Data records

- - -

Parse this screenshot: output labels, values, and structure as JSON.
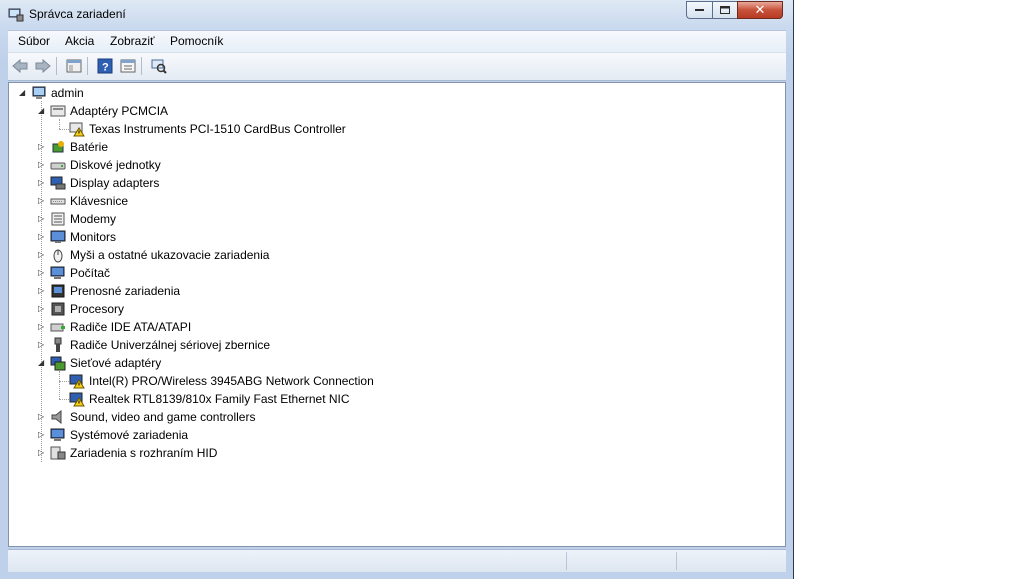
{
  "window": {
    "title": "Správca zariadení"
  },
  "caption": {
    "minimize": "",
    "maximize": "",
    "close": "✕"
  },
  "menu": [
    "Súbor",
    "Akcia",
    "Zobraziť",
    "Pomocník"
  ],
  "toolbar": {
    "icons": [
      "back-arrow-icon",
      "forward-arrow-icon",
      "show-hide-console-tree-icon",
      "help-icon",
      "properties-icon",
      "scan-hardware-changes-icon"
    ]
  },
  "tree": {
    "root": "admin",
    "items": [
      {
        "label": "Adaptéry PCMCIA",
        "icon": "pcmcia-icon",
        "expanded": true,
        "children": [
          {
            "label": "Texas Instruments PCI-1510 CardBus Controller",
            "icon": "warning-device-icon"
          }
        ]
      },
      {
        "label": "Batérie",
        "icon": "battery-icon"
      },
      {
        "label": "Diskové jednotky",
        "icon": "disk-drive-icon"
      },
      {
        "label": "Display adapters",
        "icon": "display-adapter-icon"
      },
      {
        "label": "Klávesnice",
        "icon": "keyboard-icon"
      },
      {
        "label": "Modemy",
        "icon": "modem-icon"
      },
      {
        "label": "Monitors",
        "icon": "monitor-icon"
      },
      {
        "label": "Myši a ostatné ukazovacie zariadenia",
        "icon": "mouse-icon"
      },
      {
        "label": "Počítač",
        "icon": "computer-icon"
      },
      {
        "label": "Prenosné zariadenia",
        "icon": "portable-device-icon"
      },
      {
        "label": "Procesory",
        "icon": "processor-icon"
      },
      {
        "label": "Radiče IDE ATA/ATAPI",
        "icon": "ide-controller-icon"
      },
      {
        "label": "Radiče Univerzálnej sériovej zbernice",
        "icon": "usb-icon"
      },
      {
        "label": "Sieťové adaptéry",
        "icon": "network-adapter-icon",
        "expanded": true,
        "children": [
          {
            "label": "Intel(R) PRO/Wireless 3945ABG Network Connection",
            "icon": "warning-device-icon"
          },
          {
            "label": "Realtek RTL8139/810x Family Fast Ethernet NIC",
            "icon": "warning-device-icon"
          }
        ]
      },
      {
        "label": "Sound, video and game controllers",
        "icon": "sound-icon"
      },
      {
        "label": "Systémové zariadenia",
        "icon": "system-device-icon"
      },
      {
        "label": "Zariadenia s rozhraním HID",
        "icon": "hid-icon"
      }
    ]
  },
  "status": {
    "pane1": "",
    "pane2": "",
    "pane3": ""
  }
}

- - -

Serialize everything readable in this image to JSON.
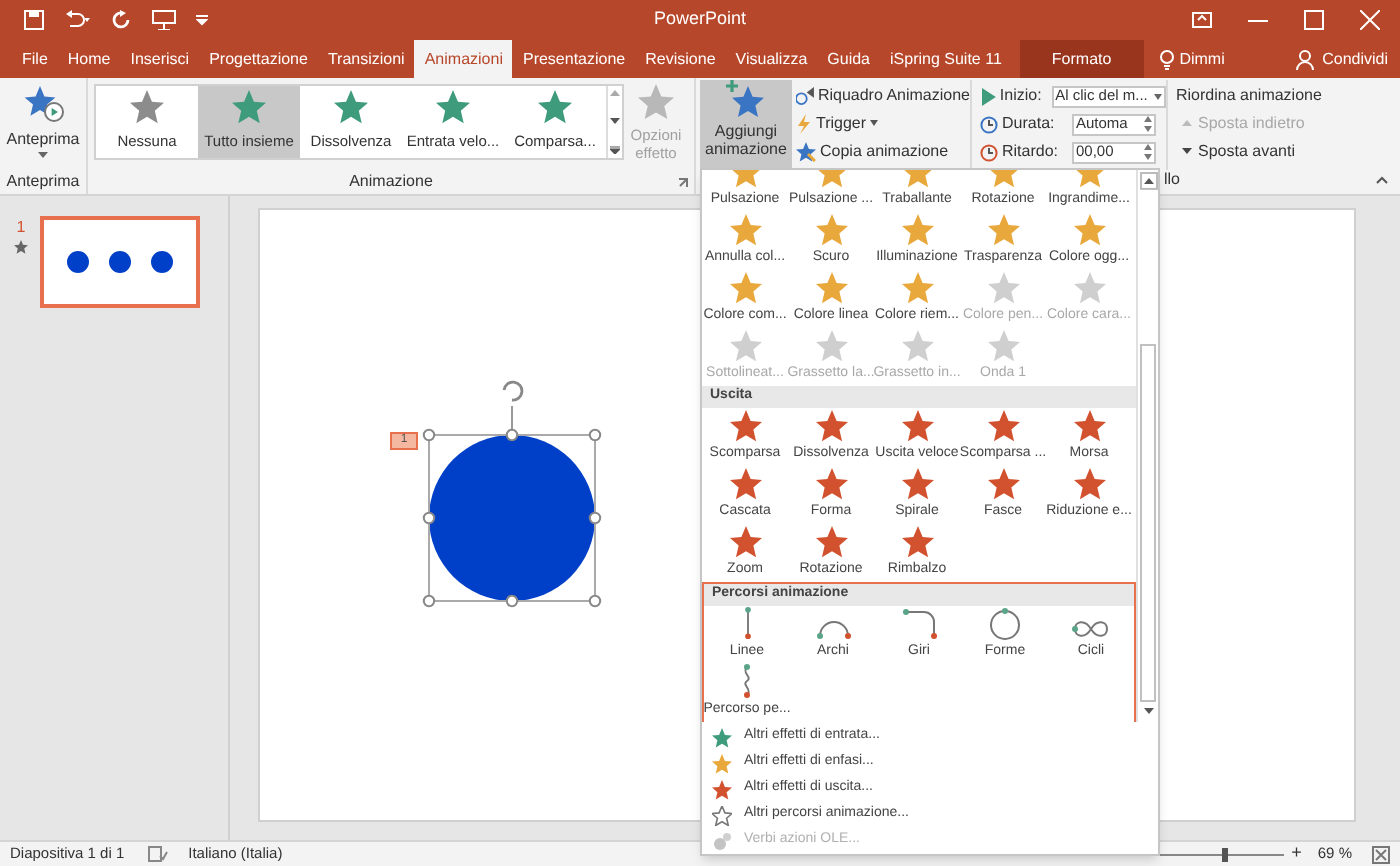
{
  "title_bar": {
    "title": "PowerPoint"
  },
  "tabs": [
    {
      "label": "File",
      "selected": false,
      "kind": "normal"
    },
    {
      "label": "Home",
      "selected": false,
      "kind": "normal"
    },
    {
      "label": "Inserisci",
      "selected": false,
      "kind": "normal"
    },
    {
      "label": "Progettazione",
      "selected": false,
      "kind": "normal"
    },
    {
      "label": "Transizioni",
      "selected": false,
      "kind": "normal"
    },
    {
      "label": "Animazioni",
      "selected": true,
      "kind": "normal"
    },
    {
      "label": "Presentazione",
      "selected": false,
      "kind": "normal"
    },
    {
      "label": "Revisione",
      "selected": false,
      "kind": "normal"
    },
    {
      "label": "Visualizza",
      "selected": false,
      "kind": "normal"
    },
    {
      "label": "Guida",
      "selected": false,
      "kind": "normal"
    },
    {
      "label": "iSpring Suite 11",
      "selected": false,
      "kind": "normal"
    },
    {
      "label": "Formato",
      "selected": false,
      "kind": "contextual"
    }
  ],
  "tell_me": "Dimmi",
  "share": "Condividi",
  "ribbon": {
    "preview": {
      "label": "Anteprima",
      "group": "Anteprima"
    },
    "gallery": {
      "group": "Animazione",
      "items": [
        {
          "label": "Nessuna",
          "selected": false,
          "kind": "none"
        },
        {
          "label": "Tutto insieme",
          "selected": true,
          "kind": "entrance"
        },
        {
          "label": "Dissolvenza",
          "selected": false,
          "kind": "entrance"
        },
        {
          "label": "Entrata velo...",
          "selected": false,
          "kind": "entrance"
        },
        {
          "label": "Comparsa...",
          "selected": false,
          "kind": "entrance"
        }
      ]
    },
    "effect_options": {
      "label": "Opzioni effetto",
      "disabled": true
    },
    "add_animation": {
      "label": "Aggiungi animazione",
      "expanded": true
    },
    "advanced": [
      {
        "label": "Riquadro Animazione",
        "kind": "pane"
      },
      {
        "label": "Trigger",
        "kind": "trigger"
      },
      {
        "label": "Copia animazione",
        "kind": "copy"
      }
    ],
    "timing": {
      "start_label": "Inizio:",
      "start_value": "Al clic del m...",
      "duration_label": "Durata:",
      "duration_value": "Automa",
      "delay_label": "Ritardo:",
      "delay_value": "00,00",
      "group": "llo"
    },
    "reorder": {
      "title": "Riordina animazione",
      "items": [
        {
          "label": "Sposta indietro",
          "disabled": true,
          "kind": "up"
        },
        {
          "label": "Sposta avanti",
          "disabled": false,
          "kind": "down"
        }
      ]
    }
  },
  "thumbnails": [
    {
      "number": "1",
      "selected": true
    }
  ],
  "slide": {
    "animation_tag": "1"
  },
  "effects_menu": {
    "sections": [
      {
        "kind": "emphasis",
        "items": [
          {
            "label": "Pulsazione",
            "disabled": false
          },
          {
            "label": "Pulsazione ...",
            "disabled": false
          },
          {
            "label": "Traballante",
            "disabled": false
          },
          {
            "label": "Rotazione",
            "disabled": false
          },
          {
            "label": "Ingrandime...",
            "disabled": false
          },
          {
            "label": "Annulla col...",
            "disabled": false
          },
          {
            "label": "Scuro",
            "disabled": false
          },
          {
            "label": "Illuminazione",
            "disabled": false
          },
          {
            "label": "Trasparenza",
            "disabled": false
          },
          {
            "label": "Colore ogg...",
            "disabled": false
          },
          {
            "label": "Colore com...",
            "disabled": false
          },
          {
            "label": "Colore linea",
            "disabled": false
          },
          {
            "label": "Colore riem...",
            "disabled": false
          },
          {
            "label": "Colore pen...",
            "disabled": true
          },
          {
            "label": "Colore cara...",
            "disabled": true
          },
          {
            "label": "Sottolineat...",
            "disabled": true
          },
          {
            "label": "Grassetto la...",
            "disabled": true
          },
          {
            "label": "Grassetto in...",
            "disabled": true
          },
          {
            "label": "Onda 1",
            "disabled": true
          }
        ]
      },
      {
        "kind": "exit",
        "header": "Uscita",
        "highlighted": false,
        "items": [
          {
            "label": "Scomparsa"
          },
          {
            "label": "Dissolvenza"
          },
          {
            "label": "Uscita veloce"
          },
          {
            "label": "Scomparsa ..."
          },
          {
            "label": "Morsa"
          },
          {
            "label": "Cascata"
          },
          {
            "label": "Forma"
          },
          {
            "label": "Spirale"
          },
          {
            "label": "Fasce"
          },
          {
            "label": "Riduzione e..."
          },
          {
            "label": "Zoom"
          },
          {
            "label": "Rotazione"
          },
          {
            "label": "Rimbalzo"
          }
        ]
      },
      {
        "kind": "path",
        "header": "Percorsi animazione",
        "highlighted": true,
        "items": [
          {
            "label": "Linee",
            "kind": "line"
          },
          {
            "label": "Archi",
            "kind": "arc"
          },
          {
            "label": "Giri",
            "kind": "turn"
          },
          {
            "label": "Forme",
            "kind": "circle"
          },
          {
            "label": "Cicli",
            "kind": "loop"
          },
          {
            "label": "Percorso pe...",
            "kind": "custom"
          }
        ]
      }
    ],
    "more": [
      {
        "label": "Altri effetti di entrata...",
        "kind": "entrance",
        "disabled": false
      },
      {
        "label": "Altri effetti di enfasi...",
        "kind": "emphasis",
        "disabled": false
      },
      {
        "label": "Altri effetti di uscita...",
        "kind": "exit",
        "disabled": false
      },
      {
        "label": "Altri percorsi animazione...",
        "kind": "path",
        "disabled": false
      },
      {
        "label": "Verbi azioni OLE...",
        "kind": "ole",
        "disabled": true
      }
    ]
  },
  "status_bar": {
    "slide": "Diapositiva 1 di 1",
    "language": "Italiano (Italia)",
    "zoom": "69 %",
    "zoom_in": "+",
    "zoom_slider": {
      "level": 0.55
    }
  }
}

- - -

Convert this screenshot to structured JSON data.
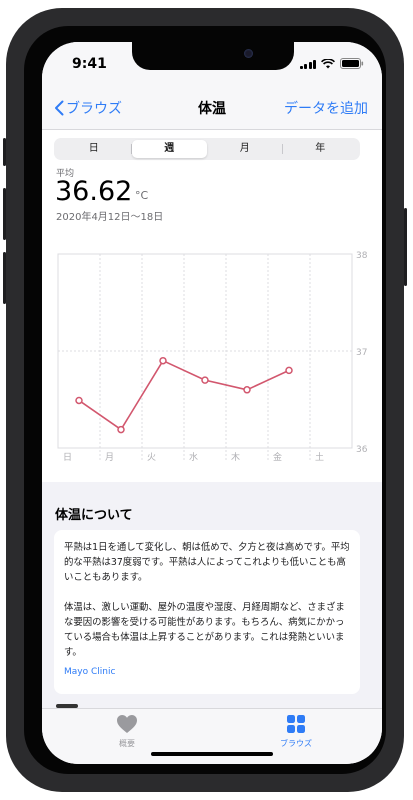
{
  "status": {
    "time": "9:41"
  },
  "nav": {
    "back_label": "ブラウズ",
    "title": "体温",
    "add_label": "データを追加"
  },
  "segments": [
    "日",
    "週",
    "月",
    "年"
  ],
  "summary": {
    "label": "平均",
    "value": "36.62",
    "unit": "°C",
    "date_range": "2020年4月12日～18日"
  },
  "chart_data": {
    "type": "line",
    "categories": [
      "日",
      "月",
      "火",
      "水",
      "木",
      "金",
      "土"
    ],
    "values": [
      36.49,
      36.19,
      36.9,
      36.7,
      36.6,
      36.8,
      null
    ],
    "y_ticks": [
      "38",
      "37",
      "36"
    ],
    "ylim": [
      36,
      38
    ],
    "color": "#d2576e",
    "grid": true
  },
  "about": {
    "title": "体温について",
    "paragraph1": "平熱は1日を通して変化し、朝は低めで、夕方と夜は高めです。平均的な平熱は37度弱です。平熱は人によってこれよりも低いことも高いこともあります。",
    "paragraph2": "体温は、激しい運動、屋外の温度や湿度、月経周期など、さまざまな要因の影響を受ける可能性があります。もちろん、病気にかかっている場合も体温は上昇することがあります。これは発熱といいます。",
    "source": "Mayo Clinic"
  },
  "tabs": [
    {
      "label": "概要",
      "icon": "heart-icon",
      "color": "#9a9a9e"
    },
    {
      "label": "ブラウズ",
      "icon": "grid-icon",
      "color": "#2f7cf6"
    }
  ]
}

- - -

▶ _DESCRIPTION OF THE TASK_
From the listing above, pick out every line containing "screenshot".

▶ _RESPONSE BELOW_
Parse this screenshot: output labels, values, and structure as JSON.
Convert this screenshot to structured JSON data.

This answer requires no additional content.